(Input data)
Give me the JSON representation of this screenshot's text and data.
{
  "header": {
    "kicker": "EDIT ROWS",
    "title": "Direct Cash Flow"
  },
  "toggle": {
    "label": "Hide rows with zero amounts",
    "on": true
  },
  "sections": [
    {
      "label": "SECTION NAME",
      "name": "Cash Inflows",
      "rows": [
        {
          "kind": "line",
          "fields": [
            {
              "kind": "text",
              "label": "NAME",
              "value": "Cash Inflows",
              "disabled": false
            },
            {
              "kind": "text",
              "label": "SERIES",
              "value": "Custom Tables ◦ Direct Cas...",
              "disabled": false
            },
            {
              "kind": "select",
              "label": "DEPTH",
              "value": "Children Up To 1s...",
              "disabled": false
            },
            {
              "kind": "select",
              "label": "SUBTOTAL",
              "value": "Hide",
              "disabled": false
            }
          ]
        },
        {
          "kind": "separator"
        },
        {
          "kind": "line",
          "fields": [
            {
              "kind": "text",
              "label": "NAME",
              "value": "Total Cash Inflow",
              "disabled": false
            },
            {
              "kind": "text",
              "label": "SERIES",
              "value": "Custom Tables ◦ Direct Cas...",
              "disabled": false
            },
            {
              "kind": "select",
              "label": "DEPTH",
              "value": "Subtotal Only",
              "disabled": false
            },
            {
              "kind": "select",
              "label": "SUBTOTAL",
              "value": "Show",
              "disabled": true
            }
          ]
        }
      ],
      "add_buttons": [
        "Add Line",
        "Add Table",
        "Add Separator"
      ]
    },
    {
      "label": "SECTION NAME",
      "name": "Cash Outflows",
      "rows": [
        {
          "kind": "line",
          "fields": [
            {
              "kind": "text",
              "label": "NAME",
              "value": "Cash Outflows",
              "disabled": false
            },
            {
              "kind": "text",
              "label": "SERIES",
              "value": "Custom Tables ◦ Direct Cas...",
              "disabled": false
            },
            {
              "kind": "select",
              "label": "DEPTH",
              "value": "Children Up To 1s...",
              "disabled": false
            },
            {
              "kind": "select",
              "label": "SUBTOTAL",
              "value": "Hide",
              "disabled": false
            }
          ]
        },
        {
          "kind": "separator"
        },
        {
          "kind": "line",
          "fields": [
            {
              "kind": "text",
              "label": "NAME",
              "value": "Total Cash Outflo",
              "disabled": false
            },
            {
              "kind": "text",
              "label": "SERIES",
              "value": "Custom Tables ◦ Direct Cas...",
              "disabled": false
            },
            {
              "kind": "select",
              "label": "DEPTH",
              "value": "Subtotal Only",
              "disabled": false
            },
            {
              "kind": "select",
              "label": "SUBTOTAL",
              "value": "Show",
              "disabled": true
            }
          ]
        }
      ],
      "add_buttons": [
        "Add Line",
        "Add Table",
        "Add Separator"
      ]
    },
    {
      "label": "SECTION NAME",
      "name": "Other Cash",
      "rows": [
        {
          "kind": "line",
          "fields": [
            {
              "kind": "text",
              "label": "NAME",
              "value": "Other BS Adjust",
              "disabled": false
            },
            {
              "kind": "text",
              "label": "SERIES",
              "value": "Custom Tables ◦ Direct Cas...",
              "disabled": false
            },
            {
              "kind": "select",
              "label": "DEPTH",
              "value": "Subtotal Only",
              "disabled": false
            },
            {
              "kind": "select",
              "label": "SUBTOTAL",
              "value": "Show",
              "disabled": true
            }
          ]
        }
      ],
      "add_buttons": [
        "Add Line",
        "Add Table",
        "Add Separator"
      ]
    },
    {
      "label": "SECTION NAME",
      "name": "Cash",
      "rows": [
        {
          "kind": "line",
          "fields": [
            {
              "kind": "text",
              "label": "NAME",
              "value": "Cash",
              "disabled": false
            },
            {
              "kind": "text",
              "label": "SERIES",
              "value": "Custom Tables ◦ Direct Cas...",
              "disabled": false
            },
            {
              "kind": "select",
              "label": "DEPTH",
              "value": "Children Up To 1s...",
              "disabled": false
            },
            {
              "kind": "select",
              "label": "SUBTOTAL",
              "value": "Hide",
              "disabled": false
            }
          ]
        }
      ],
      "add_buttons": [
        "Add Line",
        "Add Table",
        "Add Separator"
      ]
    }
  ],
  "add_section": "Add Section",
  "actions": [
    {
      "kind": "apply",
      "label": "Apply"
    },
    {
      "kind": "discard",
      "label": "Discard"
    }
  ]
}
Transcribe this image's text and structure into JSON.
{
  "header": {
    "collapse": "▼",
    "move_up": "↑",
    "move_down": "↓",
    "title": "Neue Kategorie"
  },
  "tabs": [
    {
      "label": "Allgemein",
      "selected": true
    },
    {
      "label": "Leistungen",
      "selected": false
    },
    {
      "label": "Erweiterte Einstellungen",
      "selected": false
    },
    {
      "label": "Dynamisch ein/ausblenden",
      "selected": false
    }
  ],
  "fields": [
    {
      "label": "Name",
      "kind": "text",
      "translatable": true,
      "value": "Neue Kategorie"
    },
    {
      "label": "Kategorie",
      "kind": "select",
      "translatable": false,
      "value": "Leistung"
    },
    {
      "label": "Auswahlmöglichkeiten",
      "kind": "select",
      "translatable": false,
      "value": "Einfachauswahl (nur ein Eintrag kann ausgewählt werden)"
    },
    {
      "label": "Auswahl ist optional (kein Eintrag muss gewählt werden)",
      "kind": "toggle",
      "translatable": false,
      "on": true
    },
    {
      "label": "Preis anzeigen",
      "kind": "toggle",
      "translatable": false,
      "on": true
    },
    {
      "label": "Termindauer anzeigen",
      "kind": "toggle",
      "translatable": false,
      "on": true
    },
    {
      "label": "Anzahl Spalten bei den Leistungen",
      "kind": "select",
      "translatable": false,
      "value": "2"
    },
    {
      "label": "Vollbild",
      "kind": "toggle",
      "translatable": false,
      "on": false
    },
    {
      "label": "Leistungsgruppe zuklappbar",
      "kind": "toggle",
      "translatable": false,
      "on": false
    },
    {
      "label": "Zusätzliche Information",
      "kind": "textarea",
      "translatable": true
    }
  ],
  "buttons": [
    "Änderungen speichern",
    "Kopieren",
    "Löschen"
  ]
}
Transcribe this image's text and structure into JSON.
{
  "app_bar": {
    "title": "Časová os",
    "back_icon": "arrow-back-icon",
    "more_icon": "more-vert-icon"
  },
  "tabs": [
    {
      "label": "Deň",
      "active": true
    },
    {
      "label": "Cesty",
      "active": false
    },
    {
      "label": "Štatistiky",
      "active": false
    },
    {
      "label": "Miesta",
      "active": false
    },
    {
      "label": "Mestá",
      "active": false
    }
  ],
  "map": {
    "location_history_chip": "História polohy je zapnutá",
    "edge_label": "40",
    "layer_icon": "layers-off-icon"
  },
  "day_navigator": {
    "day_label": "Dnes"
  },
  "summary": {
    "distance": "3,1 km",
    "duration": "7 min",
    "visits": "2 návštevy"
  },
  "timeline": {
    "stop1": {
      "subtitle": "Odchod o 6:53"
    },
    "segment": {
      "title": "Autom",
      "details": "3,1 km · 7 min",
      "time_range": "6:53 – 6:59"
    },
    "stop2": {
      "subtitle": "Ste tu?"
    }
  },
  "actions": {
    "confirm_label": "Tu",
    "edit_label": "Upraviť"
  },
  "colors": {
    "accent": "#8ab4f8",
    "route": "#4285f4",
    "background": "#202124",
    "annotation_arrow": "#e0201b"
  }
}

(Directive) Your task is to repeat every entry exactly.

(The answer)
Give me the JSON representation of this screenshot's text and data.
{
  "header": {
    "kicker": "EDIT ROWS",
    "title": "Direct Cash Flow"
  },
  "toggle": {
    "label": "Hide rows with zero amounts",
    "on": true
  },
  "sections": [
    {
      "label": "SECTION NAME",
      "name": "Cash Inflows",
      "rows": [
        {
          "kind": "line",
          "fields": [
            {
              "kind": "text",
              "label": "NAME",
              "value": "Cash Inflows",
              "disabled": false
            },
            {
              "kind": "text",
              "label": "SERIES",
              "value": "Custom Tables ◦ Direct Cas...",
              "disabled": false
            },
            {
              "kind": "select",
              "label": "DEPTH",
              "value": "Children Up To 1s...",
              "disabled": false
            },
            {
              "kind": "select",
              "label": "SUBTOTAL",
              "value": "Hide",
              "disabled": false
            }
          ]
        },
        {
          "kind": "separator"
        },
        {
          "kind": "line",
          "fields": [
            {
              "kind": "text",
              "label": "NAME",
              "value": "Total Cash Inflow",
              "disabled": false
            },
            {
              "kind": "text",
              "label": "SERIES",
              "value": "Custom Tables ◦ Direct Cas...",
              "disabled": false
            },
            {
              "kind": "select",
              "label": "DEPTH",
              "value": "Subtotal Only",
              "disabled": false
            },
            {
              "kind": "select",
              "label": "SUBTOTAL",
              "value": "Show",
              "disabled": true
            }
          ]
        }
      ],
      "add_buttons": [
        "Add Line",
        "Add Table",
        "Add Separator"
      ]
    },
    {
      "label": "SECTION NAME",
      "name": "Cash Outflows",
      "rows": [
        {
          "kind": "line",
          "fields": [
            {
              "kind": "text",
              "label": "NAME",
              "value": "Cash Outflows",
              "disabled": false
            },
            {
              "kind": "text",
              "label": "SERIES",
              "value": "Custom Tables ◦ Direct Cas...",
              "disabled": false
            },
            {
              "kind": "select",
              "label": "DEPTH",
              "value": "Children Up To 1s...",
              "disabled": false
            },
            {
              "kind": "select",
              "label": "SUBTOTAL",
              "value": "Hide",
              "disabled": false
            }
          ]
        },
        {
          "kind": "separator"
        },
        {
          "kind": "line",
          "fields": [
            {
              "kind": "text",
              "label": "NAME",
              "value": "Total Cash Outflo",
              "disabled": false
            },
            {
              "kind": "text",
              "label": "SERIES",
              "value": "Custom Tables ◦ Direct Cas...",
              "disabled": false
            },
            {
              "kind": "select",
              "label": "DEPTH",
              "value": "Subtotal Only",
              "disabled": false
            },
            {
              "kind": "select",
              "label": "SUBTOTAL",
              "value": "Show",
              "disabled": true
            }
          ]
        }
      ],
      "add_buttons": [
        "Add Line",
        "Add Table",
        "Add Separator"
      ]
    },
    {
      "label": "SECTION NAME",
      "name": "Other Cash",
      "rows": [
        {
          "kind": "line",
          "fields": [
            {
              "kind": "text",
              "label": "NAME",
              "value": "Other BS Adjust",
              "disabled": false
            },
            {
              "kind": "text",
              "label": "SERIES",
              "value": "Custom Tables ◦ Direct Cas...",
              "disabled": false
            },
            {
              "kind": "select",
              "label": "DEPTH",
              "value": "Subtotal Only",
              "disabled": false
            },
            {
              "kind": "select",
              "label": "SUBTOTAL",
              "value": "Show",
              "disabled": true
            }
          ]
        }
      ],
      "add_buttons": [
        "Add Line",
        "Add Table",
        "Add Separator"
      ]
    },
    {
      "label": "SECTION NAME",
      "name": "Cash",
      "rows": [
        {
          "kind": "line",
          "fields": [
            {
              "kind": "text",
              "label": "NAME",
              "value": "Cash",
              "disabled": false
            },
            {
              "kind": "text",
              "label": "SERIES",
              "value": "Custom Tables ◦ Direct Cas...",
              "disabled": false
            },
            {
              "kind": "select",
              "label": "DEPTH",
              "value": "Children Up To 1s...",
              "disabled": false
            },
            {
              "kind": "select",
              "label": "SUBTOTAL",
              "value": "Hide",
              "disabled": false
            }
          ]
        }
      ],
      "add_buttons": [
        "Add Line",
        "Add Table",
        "Add Separator"
      ]
    }
  ],
  "add_section": "Add Section",
  "actions": [
    {
      "kind": "apply",
      "label": "Apply"
    },
    {
      "kind": "discard",
      "label": "Discard"
    }
  ]
}
Transcribe this image's text and structure into JSON.
{
  "header": {
    "collapse": "▼",
    "move_up": "↑",
    "move_down": "↓",
    "title": "Neue Kategorie"
  },
  "tabs": [
    {
      "label": "Allgemein",
      "selected": true
    },
    {
      "label": "Leistungen",
      "selected": false
    },
    {
      "label": "Erweiterte Einstellungen",
      "selected": false
    },
    {
      "label": "Dynamisch ein/ausblenden",
      "selected": false
    }
  ],
  "fields": [
    {
      "label": "Name",
      "kind": "text",
      "translatable": true,
      "value": "Neue Kategorie"
    },
    {
      "label": "Kategorie",
      "kind": "select",
      "translatable": false,
      "value": "Leistung"
    },
    {
      "label": "Auswahlmöglichkeiten",
      "kind": "select",
      "translatable": false,
      "value": "Einfachauswahl (nur ein Eintrag kann ausgewählt werden)"
    },
    {
      "label": "Auswahl ist optional (kein Eintrag muss gewählt werden)",
      "kind": "toggle",
      "translatable": false,
      "on": true
    },
    {
      "label": "Preis anzeigen",
      "kind": "toggle",
      "translatable": false,
      "on": true
    },
    {
      "label": "Termindauer anzeigen",
      "kind": "toggle",
      "translatable": false,
      "on": true
    },
    {
      "label": "Anzahl Spalten bei den Leistungen",
      "kind": "select",
      "translatable": false,
      "value": "2"
    },
    {
      "label": "Vollbild",
      "kind": "toggle",
      "translatable": false,
      "on": false
    },
    {
      "label": "Leistungsgruppe zuklappbar",
      "kind": "toggle",
      "translatable": false,
      "on": false
    },
    {
      "label": "Zusätzliche Information",
      "kind": "textarea",
      "translatable": true
    }
  ],
  "buttons": [
    "Änderungen speichern",
    "Kopieren",
    "Löschen"
  ]
}
Transcribe this image's text and structure into JSON.
{
  "app_bar": {
    "title": "Časová os",
    "back_icon": "arrow-back-icon",
    "more_icon": "more-vert-icon"
  },
  "tabs": [
    {
      "label": "Deň",
      "active": true
    },
    {
      "label": "Cesty",
      "active": false
    },
    {
      "label": "Štatistiky",
      "active": false
    },
    {
      "label": "Miesta",
      "active": false
    },
    {
      "label": "Mestá",
      "active": false
    }
  ],
  "map": {
    "location_history_chip": "História polohy je zapnutá",
    "edge_label": "40",
    "layer_icon": "layers-off-icon"
  },
  "day_navigator": {
    "day_label": "Dnes"
  },
  "summary": {
    "distance": "3,1 km",
    "duration": "7 min",
    "visits": "2 návštevy"
  },
  "timeline": {
    "stop1": {
      "subtitle": "Odchod o 6:53"
    },
    "segment": {
      "title": "Autom",
      "details": "3,1 km · 7 min",
      "time_range": "6:53 – 6:59"
    },
    "stop2": {
      "subtitle": "Ste tu?"
    }
  },
  "actions": {
    "confirm_label": "Tu",
    "edit_label": "Upraviť"
  },
  "colors": {
    "accent": "#8ab4f8",
    "route": "#4285f4",
    "background": "#202124",
    "annotation_arrow": "#e0201b"
  }
}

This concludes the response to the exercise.